======== SUPPLIED MATERIAL

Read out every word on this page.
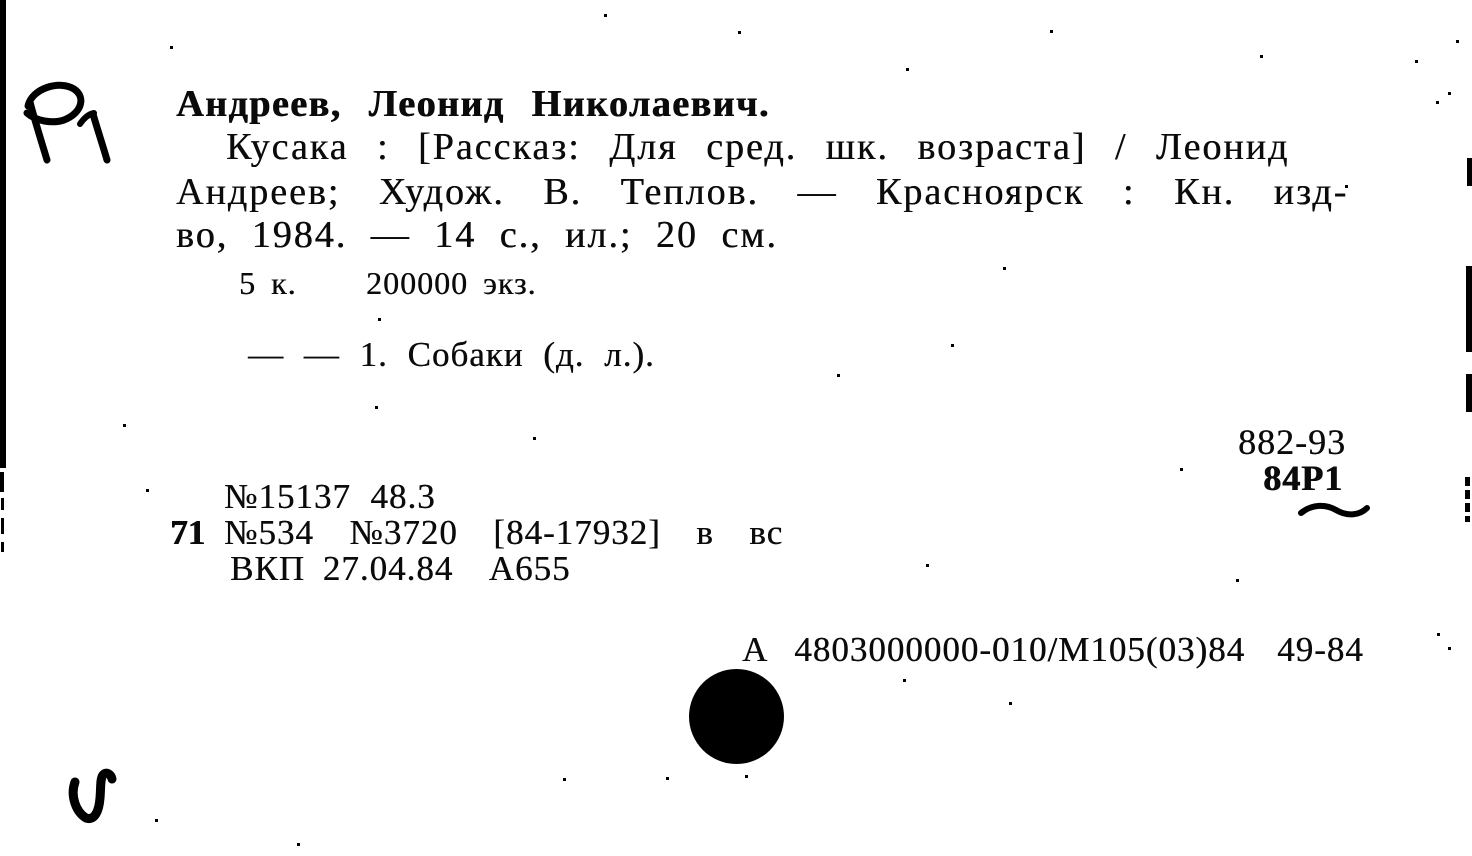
Андреев, Леонид Николаевич.
Кусака : [Рассказ: Для сред. шк. возраста] / Леонид
Андреев; Худож. В. Теплов. — Красноярск : Кн. изд-
во, 1984. — 14 с., ил.; 20 см.
5 к. 200000 экз.
— — 1. Собаки (д. л.).
882-93
84Р1
№15137  48.3
71 №534  №3720  [84-17932]  в  вс
ВКП 27.04.84  А655

А 4803000000-010/М105(03)84 49-84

================

▸ **EXERCISE GOAL**: Quote every record above exactly, omitting any pictures they contain.

▸ **WORKED ANSWER**:
Read out every word on this page.
Андреев, Леонид Николаевич.
Кусака : [Рассказ: Для сред. шк. возраста] / Леонид
Андреев; Худож. В. Теплов. — Красноярск : Кн. изд-
во, 1984. — 14 с., ил.; 20 см.
5 к. 200000 экз.
— — 1. Собаки (д. л.).
882-93
84Р1
№15137  48.3
71 №534  №3720  [84-17932]  в  вс
ВКП 27.04.84  А655

А 4803000000-010/М105(03)84 49-84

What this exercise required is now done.